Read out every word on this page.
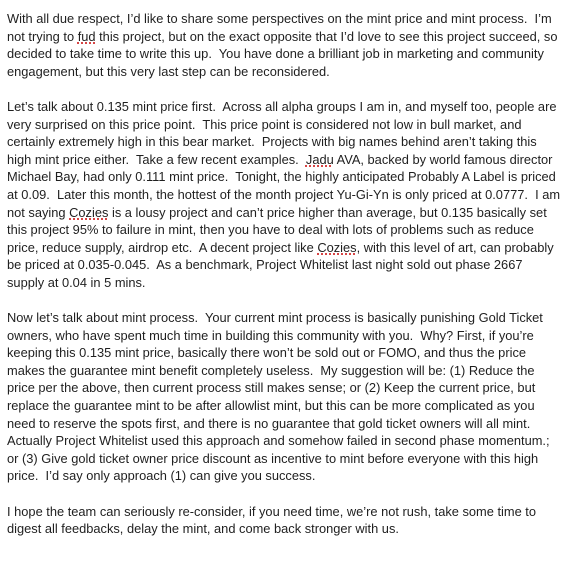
With all due respect, I’d like to share some perspectives on the mint price and mint process.  I’m not trying to fud this project, but on the exact opposite that I’d love to see this project succeed, so decided to take time to write this up.  You have done a brilliant job in marketing and community engagement, but this very last step can be reconsidered.

Let’s talk about 0.135 mint price first.  Across all alpha groups I am in, and myself too, people are very surprised on this price point.  This price point is considered not low in bull market, and certainly extremely high in this bear market.  Projects with big names behind aren’t taking this high mint price either.  Take a few recent examples.  Jadu AVA, backed by world famous director Michael Bay, had only 0.111 mint price.  Tonight, the highly anticipated Probably A Label is priced at 0.09.  Later this month, the hottest of the month project Yu-Gi-Yn is only priced at 0.0777.  I am not saying Cozies is a lousy project and can’t price higher than average, but 0.135 basically set this project 95% to failure in mint, then you have to deal with lots of problems such as reduce price, reduce supply, airdrop etc.  A decent project like Cozies, with this level of art, can probably be priced at 0.035-0.045.  As a benchmark, Project Whitelist last night sold out phase 2667 supply at 0.04 in 5 mins.

Now let’s talk about mint process.  Your current mint process is basically punishing Gold Ticket owners, who have spent much time in building this community with you.  Why? First, if you’re keeping this 0.135 mint price, basically there won’t be sold out or FOMO, and thus the price makes the guarantee mint benefit completely useless.  My suggestion will be: (1) Reduce the price per the above, then current process still makes sense; or (2) Keep the current price, but replace the guarantee mint to be after allowlist mint, but this can be more complicated as you need to reserve the spots first, and there is no guarantee that gold ticket owners will all mint.  Actually Project Whitelist used this approach and somehow failed in second phase momentum.; or (3) Give gold ticket owner price discount as incentive to mint before everyone with this high price.  I’d say only approach (1) can give you success.

I hope the team can seriously re-consider, if you need time, we’re not rush, take some time to digest all feedbacks, delay the mint, and come back stronger with us.
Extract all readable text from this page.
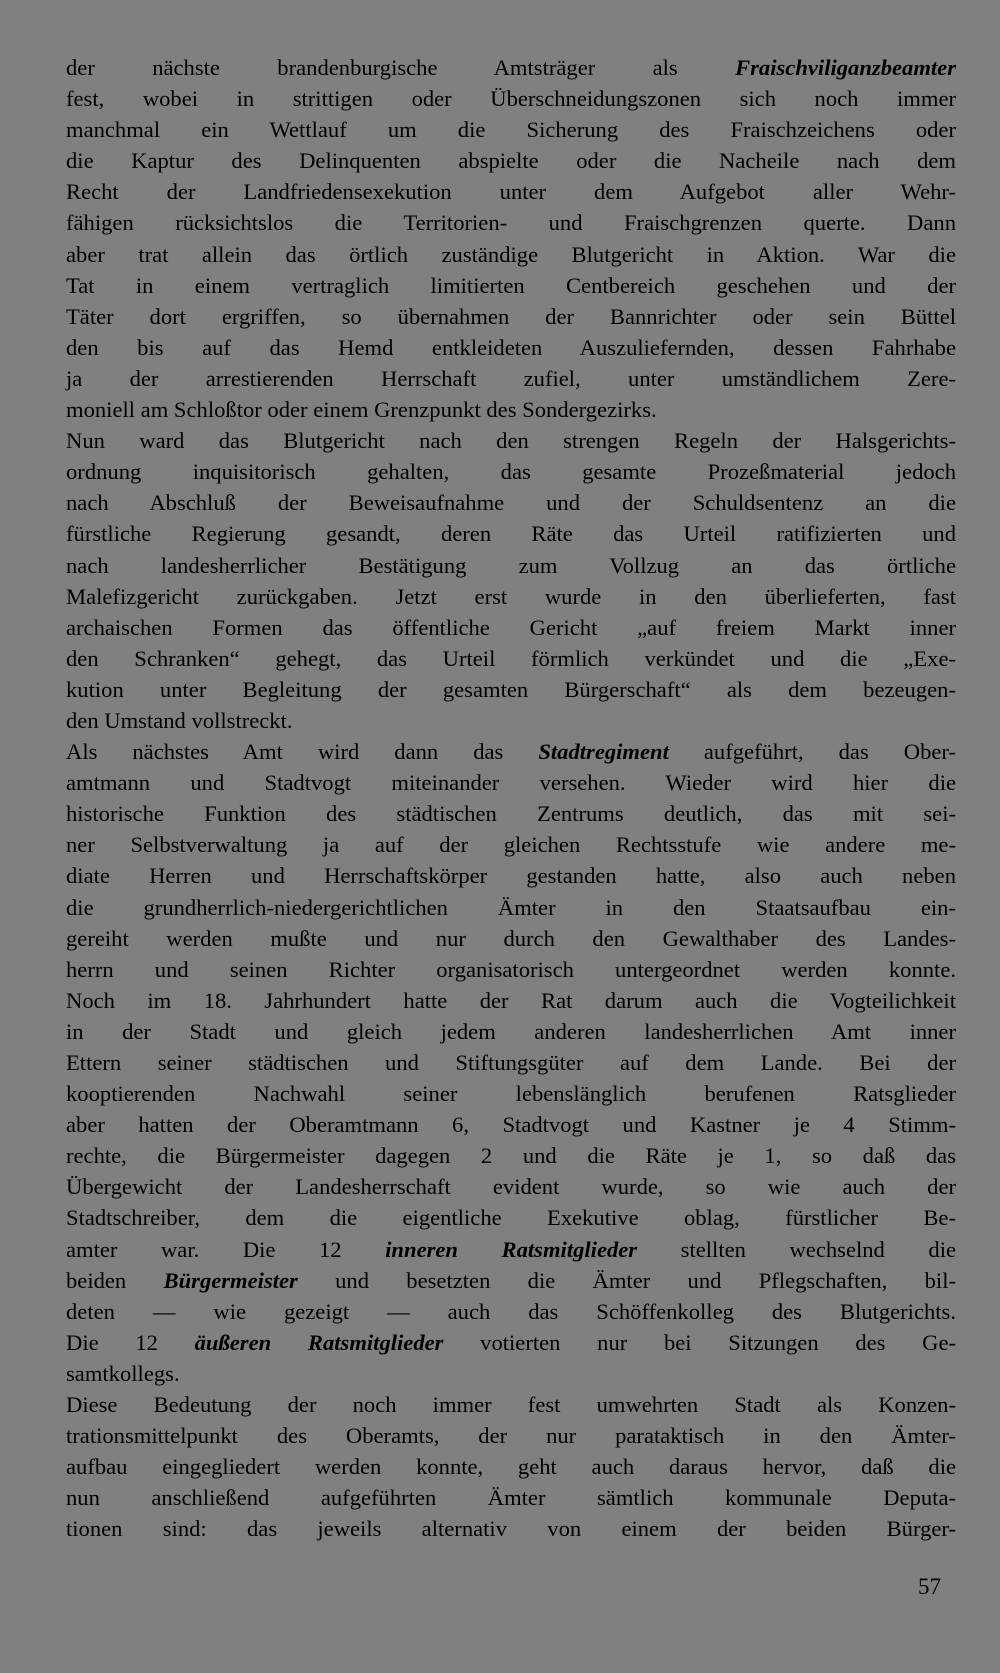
der nächste brandenburgische Amtsträger als Fraischviliganzbeamter
fest, wobei in strittigen oder Überschneidungszonen sich noch immer
manchmal ein Wettlauf um die Sicherung des Fraischzeichens oder
die Kaptur des Delinquenten abspielte oder die Nacheile nach dem
Recht der Landfriedensexekution unter dem Aufgebot aller Wehr-
fähigen rücksichtslos die Territorien- und Fraischgrenzen querte. Dann
aber trat allein das örtlich zuständige Blutgericht in Aktion. War die
Tat in einem vertraglich limitierten Centbereich geschehen und der
Täter dort ergriffen, so übernahmen der Bannrichter oder sein Büttel
den bis auf das Hemd entkleideten Auszuliefernden, dessen Fahrhabe
ja der arrestierenden Herrschaft zufiel, unter umständlichem Zere-
moniell am Schloßtor oder einem Grenzpunkt des Sondergezirks.
Nun ward das Blutgericht nach den strengen Regeln der Halsgerichts-
ordnung inquisitorisch gehalten, das gesamte Prozeßmaterial jedoch
nach Abschluß der Beweisaufnahme und der Schuldsentenz an die
fürstliche Regierung gesandt, deren Räte das Urteil ratifizierten und
nach landesherrlicher Bestätigung zum Vollzug an das örtliche
Malefizgericht zurückgaben. Jetzt erst wurde in den überlieferten, fast
archaischen Formen das öffentliche Gericht „auf freiem Markt inner
den Schranken“ gehegt, das Urteil förmlich verkündet und die „Exe-
kution unter Begleitung der gesamten Bürgerschaft“ als dem bezeugen-
den Umstand vollstreckt.
Als nächstes Amt wird dann das Stadtregiment aufgeführt, das Ober-
amtmann und Stadtvogt miteinander versehen. Wieder wird hier die
historische Funktion des städtischen Zentrums deutlich, das mit sei-
ner Selbstverwaltung ja auf der gleichen Rechtsstufe wie andere me-
diate Herren und Herrschaftskörper gestanden hatte, also auch neben
die grundherrlich-niedergerichtlichen Ämter in den Staatsaufbau ein-
gereiht werden mußte und nur durch den Gewalthaber des Landes-
herrn und seinen Richter organisatorisch untergeordnet werden konnte.
Noch im 18. Jahrhundert hatte der Rat darum auch die Vogteilichkeit
in der Stadt und gleich jedem anderen landesherrlichen Amt inner
Ettern seiner städtischen und Stiftungsgüter auf dem Lande. Bei der
kooptierenden Nachwahl seiner lebenslänglich berufenen Ratsglieder
aber hatten der Oberamtmann 6, Stadtvogt und Kastner je 4 Stimm-
rechte, die Bürgermeister dagegen 2 und die Räte je 1, so daß das
Übergewicht der Landesherrschaft evident wurde, so wie auch der
Stadtschreiber, dem die eigentliche Exekutive oblag, fürstlicher Be-
amter war. Die 12 inneren Ratsmitglieder stellten wechselnd die
beiden Bürgermeister und besetzten die Ämter und Pflegschaften, bil-
deten — wie gezeigt — auch das Schöffenkolleg des Blutgerichts.
Die 12 äußeren Ratsmitglieder votierten nur bei Sitzungen des Ge-
samtkollegs.
Diese Bedeutung der noch immer fest umwehrten Stadt als Konzen-
trationsmittelpunkt des Oberamts, der nur parataktisch in den Ämter-
aufbau eingegliedert werden konnte, geht auch daraus hervor, daß die
nun anschließend aufgeführten Ämter sämtlich kommunale Deputa-
tionen sind: das jeweils alternativ von einem der beiden Bürger-
57
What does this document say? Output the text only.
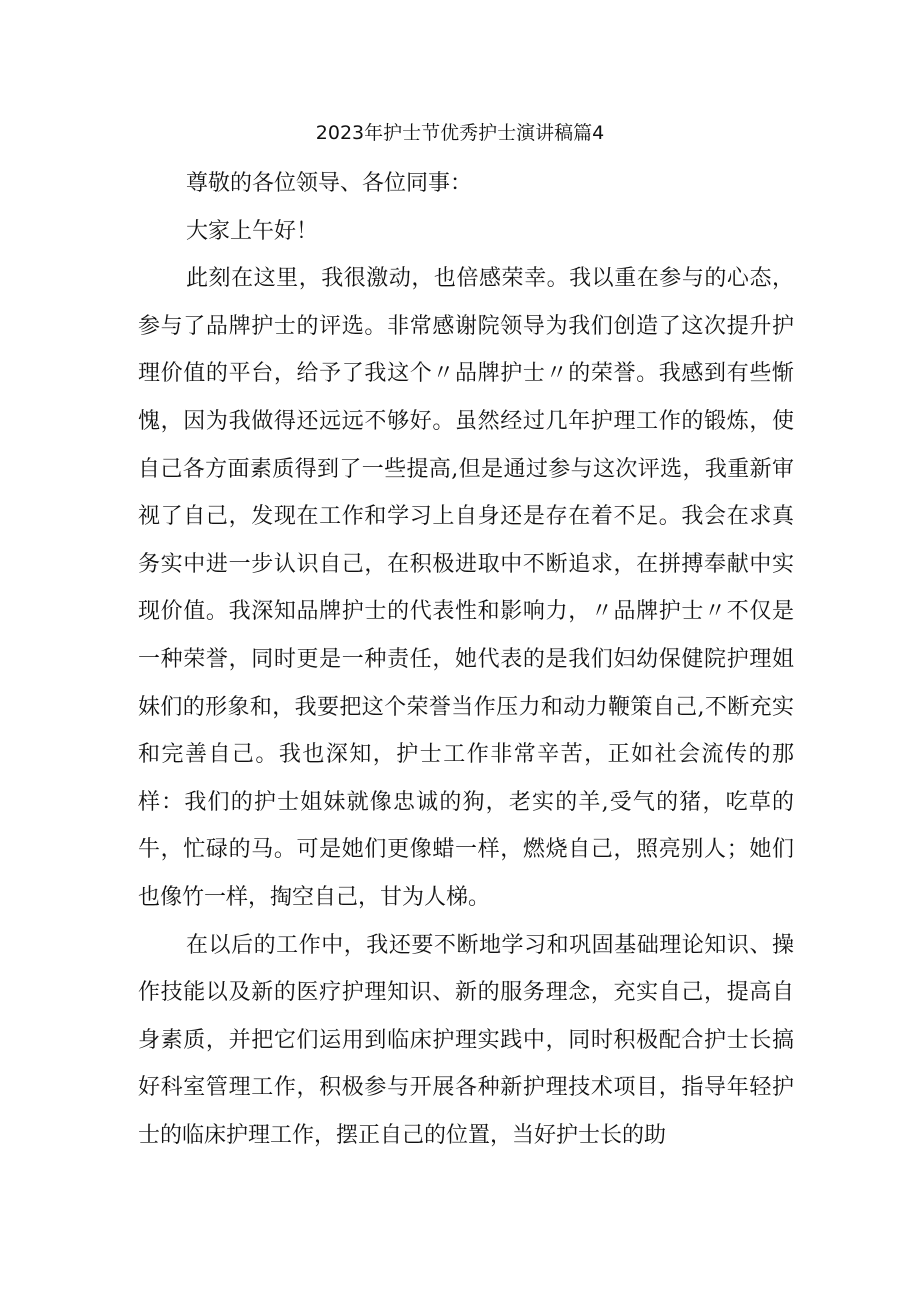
2023年护士节优秀护士演讲稿篇4

尊敬的各位领导、各位同事：

大家上午好！

此刻在这里，我很激动，也倍感荣幸。我以重在参与的心态，参与了品牌护士的评选。非常感谢院领导为我们创造了这次提升护理价值的平台，给予了我这个〃品牌护士〃的荣誉。我感到有些惭愧，因为我做得还远远不够好。虽然经过几年护理工作的锻炼，使自己各方面素质得到了一些提高,但是通过参与这次评选，我重新审视了自己，发现在工作和学习上自身还是存在着不足。我会在求真务实中进一步认识自己，在积极进取中不断追求，在拼搏奉献中实现价值。我深知品牌护士的代表性和影响力，〃品牌护士〃不仅是一种荣誉，同时更是一种责任，她代表的是我们妇幼保健院护理姐妹们的形象和，我要把这个荣誉当作压力和动力鞭策自己,不断充实和完善自己。我也深知，护士工作非常辛苦，正如社会流传的那样：我们的护士姐妹就像忠诚的狗，老实的羊,受气的猪，吃草的牛，忙碌的马。可是她们更像蜡一样，燃烧自己，照亮别人；她们也像竹一样，掏空自己，甘为人梯。

在以后的工作中，我还要不断地学习和巩固基础理论知识、操作技能以及新的医疗护理知识、新的服务理念，充实自己，提高自身素质，并把它们运用到临床护理实践中，同时积极配合护士长搞好科室管理工作，积极参与开展各种新护理技术项目，指导年轻护士的临床护理工作，摆正自己的位置，当好护士长的助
───
#### [REQUIREMENTS]
Quote the full listing above word for word; exclude every picture from the copy.

#### [PROBLEM SOLUTION]
Read out every word on this page.
With all due respect, I’d like to share some perspectives on the mint price and mint process.  I’m not trying to fud this project, but on the exact opposite that I’d love to see this project succeed, so decided to take time to write this up.  You have done a brilliant job in marketing and community engagement, but this very last step can be reconsidered.

Let’s talk about 0.135 mint price first.  Across all alpha groups I am in, and myself too, people are very surprised on this price point.  This price point is considered not low in bull market, and certainly extremely high in this bear market.  Projects with big names behind aren’t taking this high mint price either.  Take a few recent examples.  Jadu AVA, backed by world famous director Michael Bay, had only 0.111 mint price.  Tonight, the highly anticipated Probably A Label is priced at 0.09.  Later this month, the hottest of the month project Yu-Gi-Yn is only priced at 0.0777.  I am not saying Cozies is a lousy project and can’t price higher than average, but 0.135 basically set this project 95% to failure in mint, then you have to deal with lots of problems such as reduce price, reduce supply, airdrop etc.  A decent project like Cozies, with this level of art, can probably be priced at 0.035-0.045.  As a benchmark, Project Whitelist last night sold out phase 2667 supply at 0.04 in 5 mins.

Now let’s talk about mint process.  Your current mint process is basically punishing Gold Ticket owners, who have spent much time in building this community with you.  Why? First, if you’re keeping this 0.135 mint price, basically there won’t be sold out or FOMO, and thus the price makes the guarantee mint benefit completely useless.  My suggestion will be: (1) Reduce the price per the above, then current process still makes sense; or (2) Keep the current price, but replace the guarantee mint to be after allowlist mint, but this can be more complicated as you need to reserve the spots first, and there is no guarantee that gold ticket owners will all mint.  Actually Project Whitelist used this approach and somehow failed in second phase momentum.; or (3) Give gold ticket owner price discount as incentive to mint before everyone with this high price.  I’d say only approach (1) can give you success.

I hope the team can seriously re-consider, if you need time, we’re not rush, take some time to digest all feedbacks, delay the mint, and come back stronger with us.
Extract all readable text from this page.
der nächste brandenburgische Amtsträger als Fraischviliganzbeamter
fest, wobei in strittigen oder Überschneidungszonen sich noch immer
manchmal ein Wettlauf um die Sicherung des Fraischzeichens oder
die Kaptur des Delinquenten abspielte oder die Nacheile nach dem
Recht der Landfriedensexekution unter dem Aufgebot aller Wehr-
fähigen rücksichtslos die Territorien- und Fraischgrenzen querte. Dann
aber trat allein das örtlich zuständige Blutgericht in Aktion. War die
Tat in einem vertraglich limitierten Centbereich geschehen und der
Täter dort ergriffen, so übernahmen der Bannrichter oder sein Büttel
den bis auf das Hemd entkleideten Auszuliefernden, dessen Fahrhabe
ja der arrestierenden Herrschaft zufiel, unter umständlichem Zere-
moniell am Schloßtor oder einem Grenzpunkt des Sondergezirks.
Nun ward das Blutgericht nach den strengen Regeln der Halsgerichts-
ordnung inquisitorisch gehalten, das gesamte Prozeßmaterial jedoch
nach Abschluß der Beweisaufnahme und der Schuldsentenz an die
fürstliche Regierung gesandt, deren Räte das Urteil ratifizierten und
nach landesherrlicher Bestätigung zum Vollzug an das örtliche
Malefizgericht zurückgaben. Jetzt erst wurde in den überlieferten, fast
archaischen Formen das öffentliche Gericht „auf freiem Markt inner
den Schranken“ gehegt, das Urteil förmlich verkündet und die „Exe-
kution unter Begleitung der gesamten Bürgerschaft“ als dem bezeugen-
den Umstand vollstreckt.
Als nächstes Amt wird dann das Stadtregiment aufgeführt, das Ober-
amtmann und Stadtvogt miteinander versehen. Wieder wird hier die
historische Funktion des städtischen Zentrums deutlich, das mit sei-
ner Selbstverwaltung ja auf der gleichen Rechtsstufe wie andere me-
diate Herren und Herrschaftskörper gestanden hatte, also auch neben
die grundherrlich-niedergerichtlichen Ämter in den Staatsaufbau ein-
gereiht werden mußte und nur durch den Gewalthaber des Landes-
herrn und seinen Richter organisatorisch untergeordnet werden konnte.
Noch im 18. Jahrhundert hatte der Rat darum auch die Vogteilichkeit
in der Stadt und gleich jedem anderen landesherrlichen Amt inner
Ettern seiner städtischen und Stiftungsgüter auf dem Lande. Bei der
kooptierenden Nachwahl seiner lebenslänglich berufenen Ratsglieder
aber hatten der Oberamtmann 6, Stadtvogt und Kastner je 4 Stimm-
rechte, die Bürgermeister dagegen 2 und die Räte je 1, so daß das
Übergewicht der Landesherrschaft evident wurde, so wie auch der
Stadtschreiber, dem die eigentliche Exekutive oblag, fürstlicher Be-
amter war. Die 12 inneren Ratsmitglieder stellten wechselnd die
beiden Bürgermeister und besetzten die Ämter und Pflegschaften, bil-
deten — wie gezeigt — auch das Schöffenkolleg des Blutgerichts.
Die 12 äußeren Ratsmitglieder votierten nur bei Sitzungen des Ge-
samtkollegs.
Diese Bedeutung der noch immer fest umwehrten Stadt als Konzen-
trationsmittelpunkt des Oberamts, der nur parataktisch in den Ämter-
aufbau eingegliedert werden konnte, geht auch daraus hervor, daß die
nun anschließend aufgeführten Ämter sämtlich kommunale Deputa-
tionen sind: das jeweils alternativ von einem der beiden Bürger-
57
What does this document say? Output the text only.
2023年护士节优秀护士演讲稿篇4

尊敬的各位领导、各位同事：

大家上午好！

此刻在这里，我很激动，也倍感荣幸。我以重在参与的心态，参与了品牌护士的评选。非常感谢院领导为我们创造了这次提升护理价值的平台，给予了我这个〃品牌护士〃的荣誉。我感到有些惭愧，因为我做得还远远不够好。虽然经过几年护理工作的锻炼，使自己各方面素质得到了一些提高,但是通过参与这次评选，我重新审视了自己，发现在工作和学习上自身还是存在着不足。我会在求真务实中进一步认识自己，在积极进取中不断追求，在拼搏奉献中实现价值。我深知品牌护士的代表性和影响力，〃品牌护士〃不仅是一种荣誉，同时更是一种责任，她代表的是我们妇幼保健院护理姐妹们的形象和，我要把这个荣誉当作压力和动力鞭策自己,不断充实和完善自己。我也深知，护士工作非常辛苦，正如社会流传的那样：我们的护士姐妹就像忠诚的狗，老实的羊,受气的猪，吃草的牛，忙碌的马。可是她们更像蜡一样，燃烧自己，照亮别人；她们也像竹一样，掏空自己，甘为人梯。

在以后的工作中，我还要不断地学习和巩固基础理论知识、操作技能以及新的医疗护理知识、新的服务理念，充实自己，提高自身素质，并把它们运用到临床护理实践中，同时积极配合护士长搞好科室管理工作，积极参与开展各种新护理技术项目，指导年轻护士的临床护理工作，摆正自己的位置，当好护士长的助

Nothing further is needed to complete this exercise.